## Stated task
Look through the data for the string "المحدد". Copy every line where it is found.

## Dataset extract
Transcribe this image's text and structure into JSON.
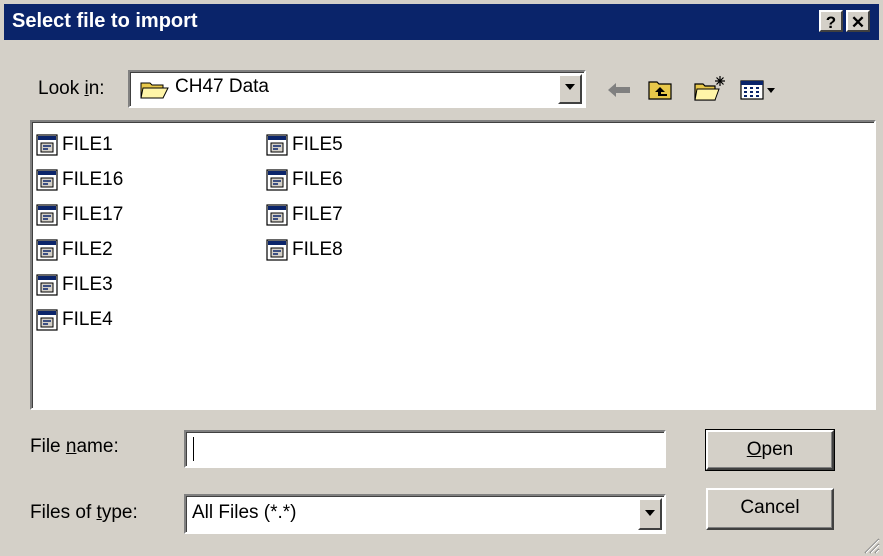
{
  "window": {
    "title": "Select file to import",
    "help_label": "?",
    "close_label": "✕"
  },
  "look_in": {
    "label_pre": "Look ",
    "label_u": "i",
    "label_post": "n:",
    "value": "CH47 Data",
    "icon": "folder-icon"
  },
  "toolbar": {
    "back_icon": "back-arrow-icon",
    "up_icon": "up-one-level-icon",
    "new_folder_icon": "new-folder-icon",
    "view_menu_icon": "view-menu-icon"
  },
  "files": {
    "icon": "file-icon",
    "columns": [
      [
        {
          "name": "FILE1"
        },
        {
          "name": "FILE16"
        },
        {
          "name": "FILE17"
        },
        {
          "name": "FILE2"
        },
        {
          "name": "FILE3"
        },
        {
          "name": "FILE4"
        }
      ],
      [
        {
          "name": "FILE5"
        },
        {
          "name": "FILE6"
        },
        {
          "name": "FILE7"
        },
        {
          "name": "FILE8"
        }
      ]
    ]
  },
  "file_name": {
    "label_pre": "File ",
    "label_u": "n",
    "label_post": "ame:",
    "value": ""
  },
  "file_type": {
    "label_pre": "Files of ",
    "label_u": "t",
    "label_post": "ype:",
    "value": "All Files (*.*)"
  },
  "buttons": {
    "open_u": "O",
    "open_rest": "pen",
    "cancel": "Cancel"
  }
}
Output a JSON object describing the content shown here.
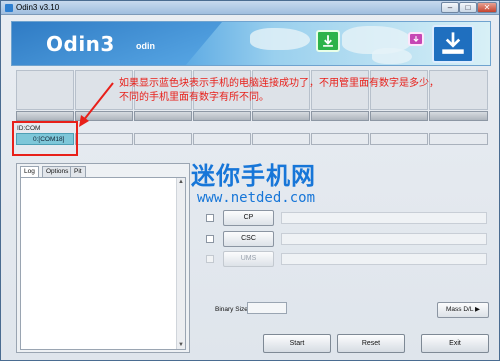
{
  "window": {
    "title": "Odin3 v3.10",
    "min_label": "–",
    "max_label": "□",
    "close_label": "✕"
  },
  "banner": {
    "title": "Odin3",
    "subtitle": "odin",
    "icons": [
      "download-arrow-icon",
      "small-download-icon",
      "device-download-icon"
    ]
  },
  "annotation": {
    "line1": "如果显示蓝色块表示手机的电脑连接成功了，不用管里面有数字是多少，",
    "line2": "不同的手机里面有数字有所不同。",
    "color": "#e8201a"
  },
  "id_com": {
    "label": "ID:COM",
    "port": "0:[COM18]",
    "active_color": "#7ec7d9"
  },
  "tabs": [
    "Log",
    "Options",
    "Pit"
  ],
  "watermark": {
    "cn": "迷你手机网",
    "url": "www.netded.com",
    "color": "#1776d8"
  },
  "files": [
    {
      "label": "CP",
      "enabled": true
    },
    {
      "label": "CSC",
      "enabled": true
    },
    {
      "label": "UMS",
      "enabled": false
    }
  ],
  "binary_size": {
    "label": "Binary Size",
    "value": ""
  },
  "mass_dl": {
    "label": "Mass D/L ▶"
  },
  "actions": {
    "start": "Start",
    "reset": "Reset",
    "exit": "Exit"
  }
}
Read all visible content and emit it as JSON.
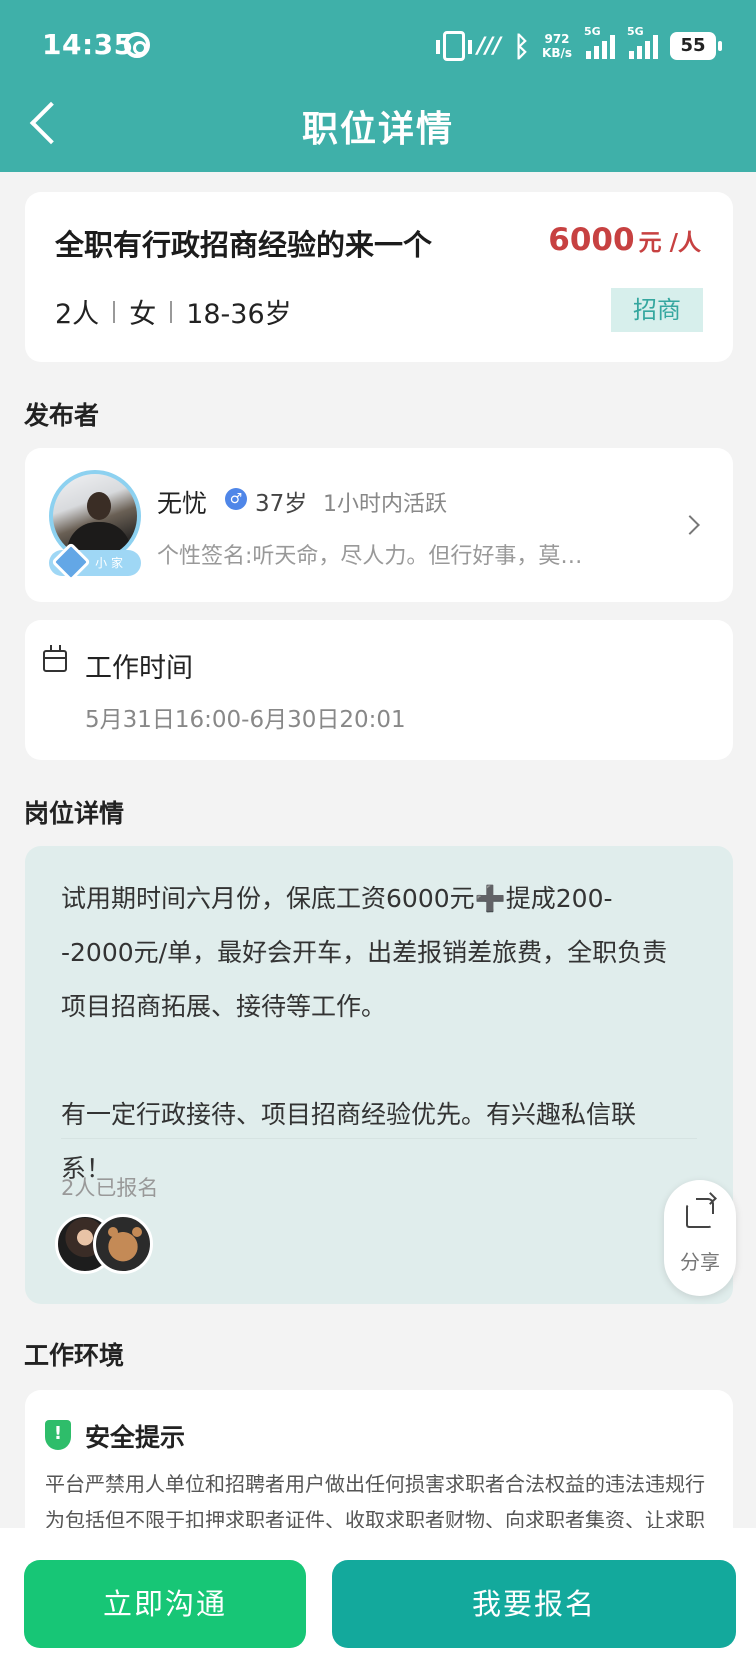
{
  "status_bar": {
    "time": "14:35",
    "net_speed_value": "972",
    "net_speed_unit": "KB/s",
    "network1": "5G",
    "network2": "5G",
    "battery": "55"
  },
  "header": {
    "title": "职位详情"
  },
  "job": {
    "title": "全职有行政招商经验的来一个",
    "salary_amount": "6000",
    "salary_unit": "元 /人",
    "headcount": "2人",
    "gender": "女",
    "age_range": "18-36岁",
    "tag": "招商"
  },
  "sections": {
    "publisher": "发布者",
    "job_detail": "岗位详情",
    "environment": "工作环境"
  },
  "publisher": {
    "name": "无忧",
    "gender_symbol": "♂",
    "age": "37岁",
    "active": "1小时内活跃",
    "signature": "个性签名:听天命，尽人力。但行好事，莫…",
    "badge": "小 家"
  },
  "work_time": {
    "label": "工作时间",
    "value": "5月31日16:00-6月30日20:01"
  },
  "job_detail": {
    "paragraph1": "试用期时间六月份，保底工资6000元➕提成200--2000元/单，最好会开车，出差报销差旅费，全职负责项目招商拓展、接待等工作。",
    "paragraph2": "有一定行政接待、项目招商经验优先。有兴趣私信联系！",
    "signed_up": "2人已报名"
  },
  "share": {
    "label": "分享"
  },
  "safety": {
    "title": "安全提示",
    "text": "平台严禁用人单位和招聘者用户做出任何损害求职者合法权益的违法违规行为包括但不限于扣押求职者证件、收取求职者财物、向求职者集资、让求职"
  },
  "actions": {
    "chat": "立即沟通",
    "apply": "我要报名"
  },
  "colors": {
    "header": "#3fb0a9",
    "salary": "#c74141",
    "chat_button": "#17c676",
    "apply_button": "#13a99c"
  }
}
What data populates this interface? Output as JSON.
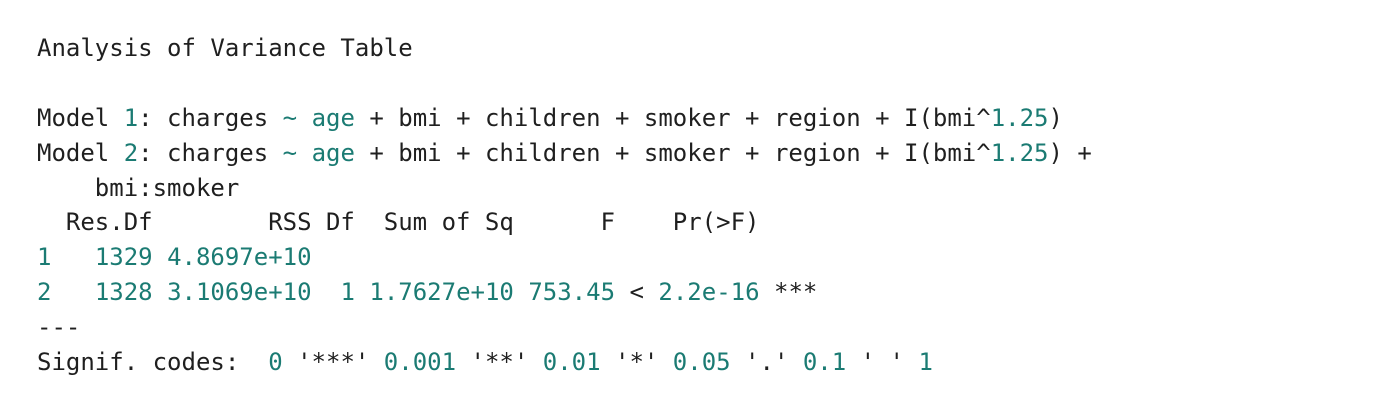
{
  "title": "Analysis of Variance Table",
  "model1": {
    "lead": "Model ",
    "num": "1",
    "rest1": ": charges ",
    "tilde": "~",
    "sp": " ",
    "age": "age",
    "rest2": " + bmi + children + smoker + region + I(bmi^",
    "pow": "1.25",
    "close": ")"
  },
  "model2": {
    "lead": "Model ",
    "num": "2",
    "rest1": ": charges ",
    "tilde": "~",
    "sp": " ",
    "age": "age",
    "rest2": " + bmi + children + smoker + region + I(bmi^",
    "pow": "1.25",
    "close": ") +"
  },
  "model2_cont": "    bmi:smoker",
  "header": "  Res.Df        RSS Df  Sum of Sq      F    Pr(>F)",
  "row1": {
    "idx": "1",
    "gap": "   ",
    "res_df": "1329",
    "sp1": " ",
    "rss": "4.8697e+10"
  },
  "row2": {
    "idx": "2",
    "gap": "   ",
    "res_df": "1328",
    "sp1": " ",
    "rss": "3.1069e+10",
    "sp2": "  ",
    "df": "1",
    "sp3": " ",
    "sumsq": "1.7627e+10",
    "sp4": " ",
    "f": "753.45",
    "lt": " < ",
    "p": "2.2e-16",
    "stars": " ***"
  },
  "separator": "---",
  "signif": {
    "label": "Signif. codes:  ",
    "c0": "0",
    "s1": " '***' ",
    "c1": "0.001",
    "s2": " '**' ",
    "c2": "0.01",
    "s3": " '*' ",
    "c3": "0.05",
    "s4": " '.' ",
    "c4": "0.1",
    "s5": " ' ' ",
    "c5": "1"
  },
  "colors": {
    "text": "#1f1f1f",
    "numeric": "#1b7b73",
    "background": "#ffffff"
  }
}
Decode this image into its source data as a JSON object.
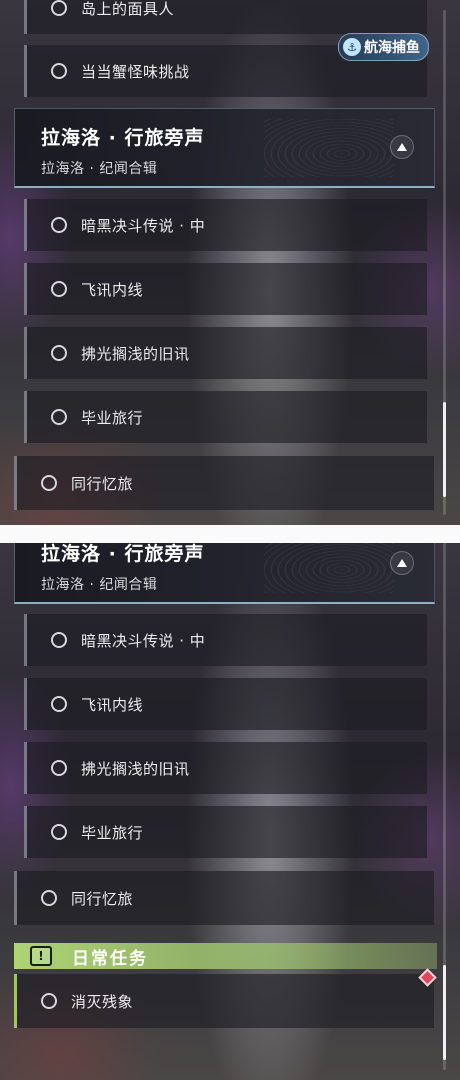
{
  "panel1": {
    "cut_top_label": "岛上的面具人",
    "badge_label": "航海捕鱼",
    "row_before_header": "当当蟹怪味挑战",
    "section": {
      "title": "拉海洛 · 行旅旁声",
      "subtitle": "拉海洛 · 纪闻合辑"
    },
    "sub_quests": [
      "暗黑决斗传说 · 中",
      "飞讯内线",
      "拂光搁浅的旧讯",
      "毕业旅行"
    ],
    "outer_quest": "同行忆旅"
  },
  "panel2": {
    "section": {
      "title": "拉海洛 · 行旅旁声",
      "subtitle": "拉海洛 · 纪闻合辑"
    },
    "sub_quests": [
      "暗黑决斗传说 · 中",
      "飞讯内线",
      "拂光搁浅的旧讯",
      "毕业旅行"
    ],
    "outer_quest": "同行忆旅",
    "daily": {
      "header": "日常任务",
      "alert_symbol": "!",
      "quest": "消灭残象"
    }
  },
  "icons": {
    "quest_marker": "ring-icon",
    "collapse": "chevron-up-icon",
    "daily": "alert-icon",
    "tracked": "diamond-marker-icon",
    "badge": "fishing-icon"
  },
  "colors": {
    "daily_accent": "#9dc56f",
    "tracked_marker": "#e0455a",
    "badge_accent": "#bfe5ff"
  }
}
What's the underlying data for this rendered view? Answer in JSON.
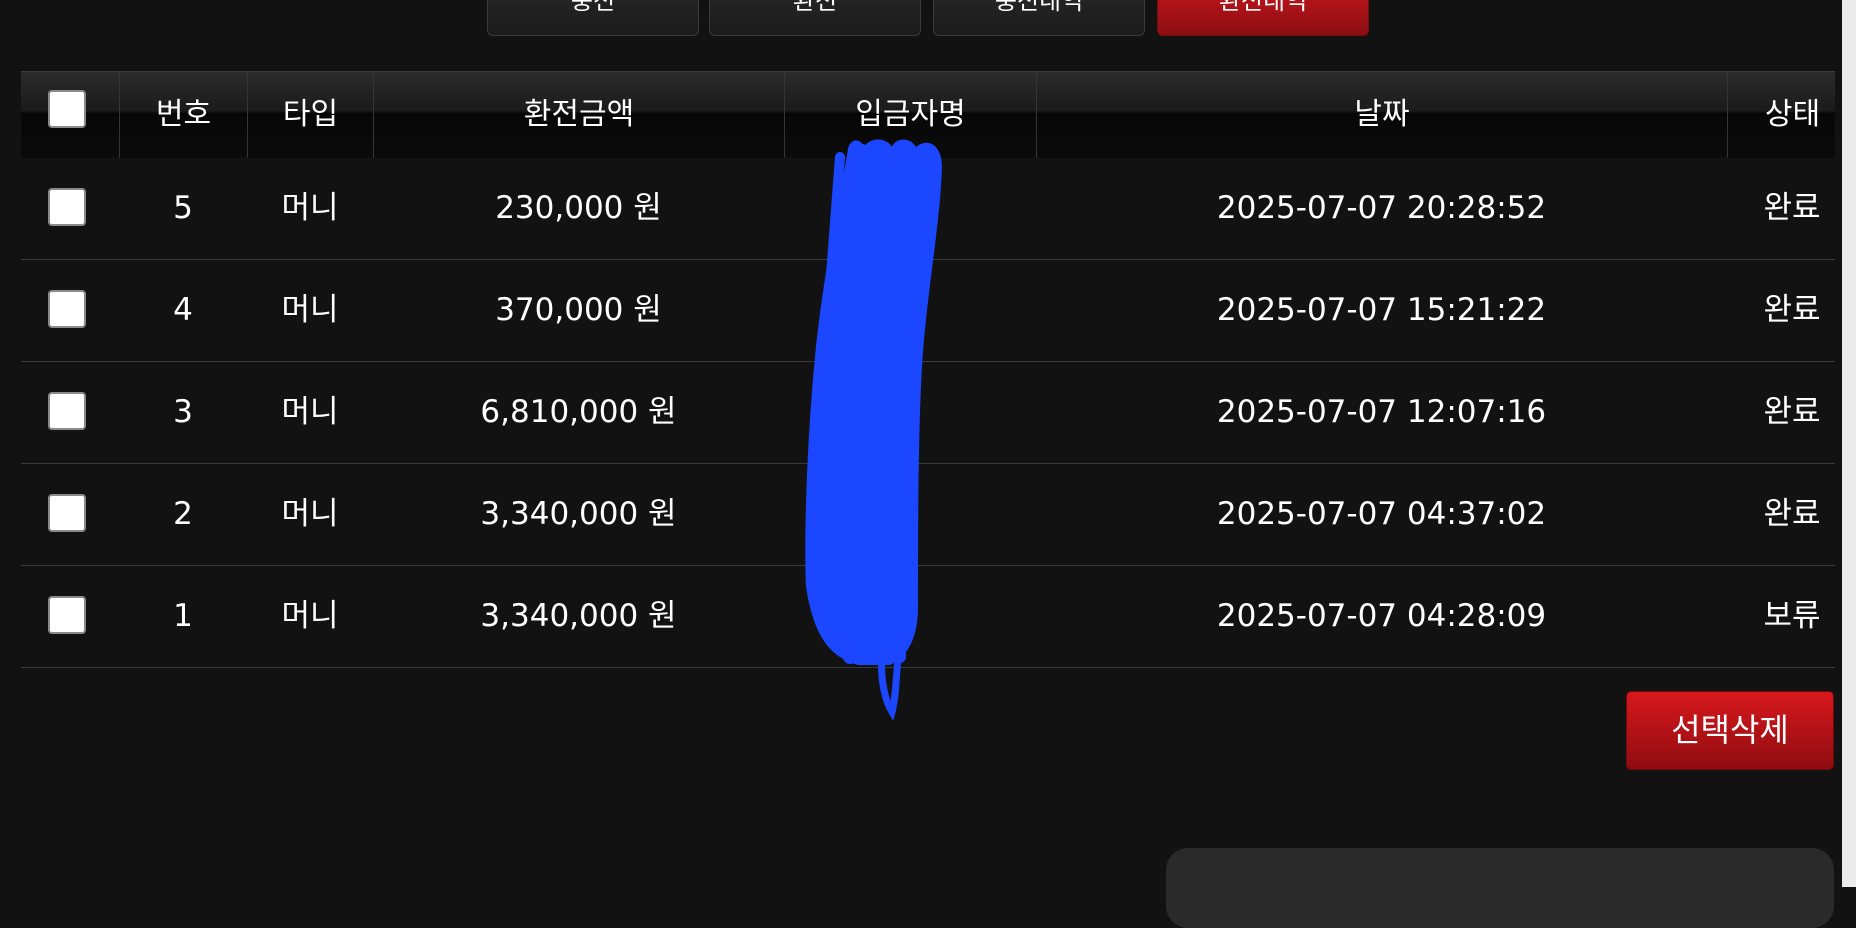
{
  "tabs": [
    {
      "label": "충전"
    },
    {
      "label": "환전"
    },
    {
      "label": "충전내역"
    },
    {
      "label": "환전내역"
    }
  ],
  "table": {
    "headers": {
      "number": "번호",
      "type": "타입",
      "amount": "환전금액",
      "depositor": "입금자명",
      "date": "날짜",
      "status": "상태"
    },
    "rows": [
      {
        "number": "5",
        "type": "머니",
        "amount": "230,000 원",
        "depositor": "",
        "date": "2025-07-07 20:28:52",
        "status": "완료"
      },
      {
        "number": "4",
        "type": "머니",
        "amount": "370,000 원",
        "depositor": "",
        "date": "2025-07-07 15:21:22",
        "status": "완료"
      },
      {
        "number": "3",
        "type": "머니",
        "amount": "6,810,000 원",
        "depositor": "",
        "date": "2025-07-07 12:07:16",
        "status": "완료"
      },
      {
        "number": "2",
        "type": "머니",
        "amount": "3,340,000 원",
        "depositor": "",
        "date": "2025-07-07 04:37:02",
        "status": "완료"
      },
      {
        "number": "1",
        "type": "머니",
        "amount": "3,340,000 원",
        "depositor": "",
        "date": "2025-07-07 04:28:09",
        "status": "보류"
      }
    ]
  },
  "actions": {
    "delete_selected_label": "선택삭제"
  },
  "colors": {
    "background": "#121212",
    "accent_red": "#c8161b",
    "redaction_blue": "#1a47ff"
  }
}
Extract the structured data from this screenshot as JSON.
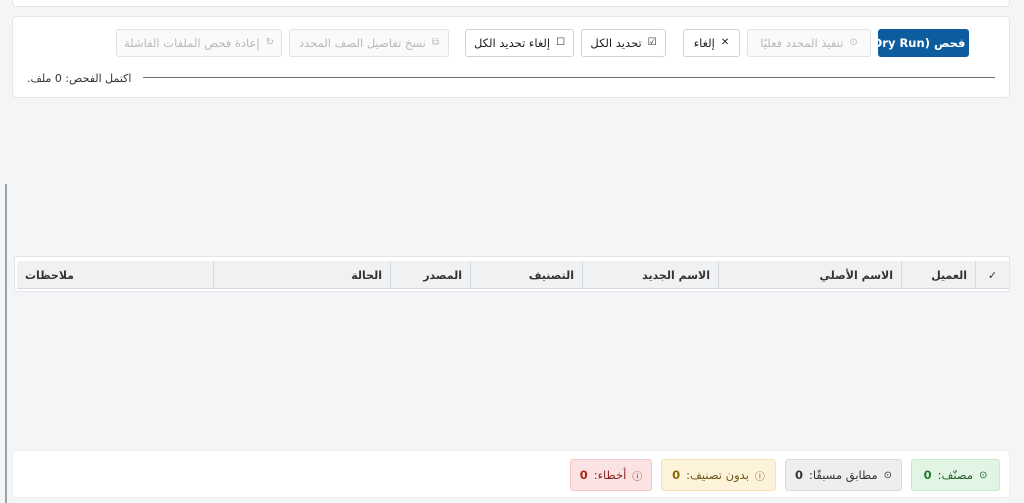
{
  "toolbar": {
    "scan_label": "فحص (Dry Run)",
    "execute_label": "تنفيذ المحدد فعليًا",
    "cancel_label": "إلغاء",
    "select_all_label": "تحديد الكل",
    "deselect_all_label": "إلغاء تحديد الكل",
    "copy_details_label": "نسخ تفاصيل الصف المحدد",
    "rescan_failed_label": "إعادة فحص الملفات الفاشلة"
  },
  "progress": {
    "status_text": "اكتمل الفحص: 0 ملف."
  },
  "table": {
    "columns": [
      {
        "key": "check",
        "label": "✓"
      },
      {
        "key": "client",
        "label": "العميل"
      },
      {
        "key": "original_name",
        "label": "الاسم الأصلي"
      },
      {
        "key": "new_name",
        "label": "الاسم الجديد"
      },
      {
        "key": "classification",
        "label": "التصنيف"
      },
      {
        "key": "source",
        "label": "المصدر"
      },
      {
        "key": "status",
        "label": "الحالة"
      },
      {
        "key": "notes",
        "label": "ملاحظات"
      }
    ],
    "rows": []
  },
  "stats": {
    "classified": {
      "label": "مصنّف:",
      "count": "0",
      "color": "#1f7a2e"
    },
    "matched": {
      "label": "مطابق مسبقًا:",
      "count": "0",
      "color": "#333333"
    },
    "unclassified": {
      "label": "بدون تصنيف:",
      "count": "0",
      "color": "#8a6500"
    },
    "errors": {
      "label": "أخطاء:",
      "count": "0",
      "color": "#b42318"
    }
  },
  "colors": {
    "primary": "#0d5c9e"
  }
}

## Full response
    "execute_label": "تنفيذ المحدد فعليًا",
    "copy_details_label": "نسخ تفاصيل الصف المحدد",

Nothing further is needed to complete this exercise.